DETALHES DA TAREFA – Prolongue o excerto sobre os algoritmos que detetam bullies no Twitter, começando logo a seguir à última frase apresentada.

EXCERTO –
___

Os novos algoritmos aprenderam com base em milhares de publicações que foram divididas em quatro categorias distintas: utilizador normal, agressor (alguém que publica ocasionalmente um comentário negativo com o objectivo de magoar ou insultar outro utilizador), bully (alguém que publica múltiplas publicações ou partilha várias publicações sobre um mesmo tema com o objectivo de magoar outros utilizadores) e spammers (utilizadores que tentam vender produtos para adultos ou enganar utilizadores a pagar para serviços falsos, partilhar palavras-passe ou a descarregar vírus). A equipa contou com o apoio de 834 colaboradores para analisar dez mil publicações, retiradas de uma amostra inicial de 2,1 milhões de mensagens.
Palavras-chave do ódio
“O primeiro passo foi seleccionar manualmente uma ou mais palavras-chave ‘base’, relacionadas com a ocorrência de incidentes abusivos”, explica o artigo. Algumas das palavras-chaves populares – as chamadas hashtags – utilizadas foram #GamerGate (uma campanha de difamação e perseguição online de mulheres na indústria dos videojogos), #BlackLivesMatter (um movimento que começou nos EUA e denuncia a violência policial contra afro-americanos), #PizzaGate (uma teoria de conspiração que unia políticos e cadeias de restauração a redes de tráfico humano) e #Brexit. “Essencialmente, os algoritmos ‘aprendem’ a distinguir entre bullies e utilizadores típicos à medida que têm mais exemplos”, explica Blackburn em comunicado.
“Descobrimos que os utilizadores tipo bully organizam ataques a assuntos sensíveis como feminismo, religião e política, utilizando linguagem agressiva e muitas vezes insultuosas”, lê-se nas conclusões. “Os utilizadores agressivos têm mais tendência a exprimir opiniões negativas sobre assuntos como o Brexit e o MAGA (sigla inglesa do lema da campanha do presidente norte-americano Donald Trump, Make America Great Again)”. A equipa também descobriu que os bullies do Twitter tinham por hábito criar publicações com mais adjectivos que os utilizadores normais.
De entre as quatro categorias analisadas, os algoritmos testados tiveram mais dificuldade em detectar utilizadores com uma linguagem agressiva do que bullies. “O problema é que por vezes estes utilizadores comportam-se como bullies, e outras vezes como utilizadores normais”, explica a equipa.

___

LINHAS FORNECIDAS –
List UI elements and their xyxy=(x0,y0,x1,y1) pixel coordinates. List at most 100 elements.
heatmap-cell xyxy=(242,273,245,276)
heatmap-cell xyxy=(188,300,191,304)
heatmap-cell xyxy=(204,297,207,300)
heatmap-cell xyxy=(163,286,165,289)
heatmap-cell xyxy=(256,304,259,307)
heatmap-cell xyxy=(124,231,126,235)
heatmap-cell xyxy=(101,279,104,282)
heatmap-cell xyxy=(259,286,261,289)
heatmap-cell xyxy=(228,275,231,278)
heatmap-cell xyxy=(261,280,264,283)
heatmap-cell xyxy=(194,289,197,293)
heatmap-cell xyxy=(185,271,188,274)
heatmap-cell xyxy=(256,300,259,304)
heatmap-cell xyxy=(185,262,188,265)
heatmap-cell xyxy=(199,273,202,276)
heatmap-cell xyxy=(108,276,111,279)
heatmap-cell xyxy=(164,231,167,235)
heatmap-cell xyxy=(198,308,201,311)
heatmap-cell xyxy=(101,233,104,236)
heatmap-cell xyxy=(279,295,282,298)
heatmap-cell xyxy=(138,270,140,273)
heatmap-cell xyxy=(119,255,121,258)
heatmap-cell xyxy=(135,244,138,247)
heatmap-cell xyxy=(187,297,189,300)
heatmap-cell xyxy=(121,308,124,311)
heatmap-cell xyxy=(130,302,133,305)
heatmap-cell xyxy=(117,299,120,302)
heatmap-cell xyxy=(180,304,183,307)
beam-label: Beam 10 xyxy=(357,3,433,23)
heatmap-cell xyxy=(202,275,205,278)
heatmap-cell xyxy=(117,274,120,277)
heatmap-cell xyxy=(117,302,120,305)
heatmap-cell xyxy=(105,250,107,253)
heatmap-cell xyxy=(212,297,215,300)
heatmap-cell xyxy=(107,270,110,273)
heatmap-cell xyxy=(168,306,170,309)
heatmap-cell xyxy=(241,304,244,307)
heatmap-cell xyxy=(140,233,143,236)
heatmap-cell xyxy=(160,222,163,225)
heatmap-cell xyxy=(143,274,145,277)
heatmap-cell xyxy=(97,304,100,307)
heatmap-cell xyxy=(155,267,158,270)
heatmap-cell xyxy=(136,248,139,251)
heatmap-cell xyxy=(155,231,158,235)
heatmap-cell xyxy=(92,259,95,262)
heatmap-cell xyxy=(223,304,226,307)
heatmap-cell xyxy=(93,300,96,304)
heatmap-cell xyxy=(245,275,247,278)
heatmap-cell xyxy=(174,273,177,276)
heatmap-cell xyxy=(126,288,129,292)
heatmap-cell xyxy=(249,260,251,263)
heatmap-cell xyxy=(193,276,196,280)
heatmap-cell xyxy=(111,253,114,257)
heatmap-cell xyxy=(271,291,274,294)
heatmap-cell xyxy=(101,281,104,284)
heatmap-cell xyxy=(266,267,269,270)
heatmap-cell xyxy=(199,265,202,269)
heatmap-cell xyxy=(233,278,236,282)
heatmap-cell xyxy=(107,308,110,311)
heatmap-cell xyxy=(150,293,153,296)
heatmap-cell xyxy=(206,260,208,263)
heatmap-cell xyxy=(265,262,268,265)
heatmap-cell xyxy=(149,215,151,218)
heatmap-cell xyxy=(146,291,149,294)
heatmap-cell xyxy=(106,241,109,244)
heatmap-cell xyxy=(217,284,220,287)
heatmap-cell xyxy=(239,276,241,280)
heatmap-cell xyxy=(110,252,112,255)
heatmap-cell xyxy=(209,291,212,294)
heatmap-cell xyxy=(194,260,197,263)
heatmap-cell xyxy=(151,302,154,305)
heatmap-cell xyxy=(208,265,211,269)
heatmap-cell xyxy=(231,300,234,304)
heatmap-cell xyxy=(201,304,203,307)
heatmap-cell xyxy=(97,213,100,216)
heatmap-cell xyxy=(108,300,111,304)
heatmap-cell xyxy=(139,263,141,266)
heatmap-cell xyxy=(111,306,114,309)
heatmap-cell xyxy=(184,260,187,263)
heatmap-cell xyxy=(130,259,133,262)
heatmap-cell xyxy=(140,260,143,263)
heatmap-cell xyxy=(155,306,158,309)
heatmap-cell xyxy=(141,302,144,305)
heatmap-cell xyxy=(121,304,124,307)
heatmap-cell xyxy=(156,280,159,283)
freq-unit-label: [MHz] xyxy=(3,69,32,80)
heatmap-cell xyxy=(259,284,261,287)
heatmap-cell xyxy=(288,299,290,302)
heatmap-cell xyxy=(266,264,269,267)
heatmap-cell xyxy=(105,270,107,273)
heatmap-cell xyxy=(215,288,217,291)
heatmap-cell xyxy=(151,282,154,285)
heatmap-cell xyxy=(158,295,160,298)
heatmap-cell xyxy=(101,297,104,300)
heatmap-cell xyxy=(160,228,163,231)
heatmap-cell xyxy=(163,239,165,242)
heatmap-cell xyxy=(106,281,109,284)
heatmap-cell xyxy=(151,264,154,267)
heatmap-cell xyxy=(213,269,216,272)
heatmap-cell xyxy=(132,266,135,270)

___

RESPOSTA À TAREFA –
Embora os utilizadores com um comportamento típico de bully sejam menos populares que os utilizadores regulares – têm menos seguidores e participam em menos comunidades –, os autores explicam que têm uma “reciprocidade maior na rede”, ou seja, tendem a seguir de volta todos os utilizadores que os seguem.
A equipa quer repetir a experiência com outros sites populares como o Facebook e o YouTube, e incluir a consideração de figuras de estilo como o sarcasmo na categorização das publicações.
Nos últimos anos, várias redes sociais têm desenvolvido estratégias no combate ao assédio virtual nas suas plataformas. O Twitter, por exemplo, impede utilizadores que são banidos recorrentemente de criar novas contas num dado computador ou com um dado email, e tem centrado os seus esforços na identificação de contas falsas, que são muito comuns na rede social, dada a relativa facilidade com que podem ser criadas. Já o Instagram apresentou um sistema de moderação de comentários (chamado rethink, inglês para “reconsidera”) que usa inteligência artificial para alertar os utilizadores sobre publicações com linguagem problemática.
Para os autores do estudo recente, porém, é preciso muito mais. “Mesmo o nosso sistema é apenas reactivo. Não previne inerentemente o assédio, apenas o identifica quando realizado em massa”, frisou Jeremy Blackburn. “Mesmo se as contas de atacantes foram eliminadas, e os ataques anteriores forem apagados, as vítimas já foram atingidas.”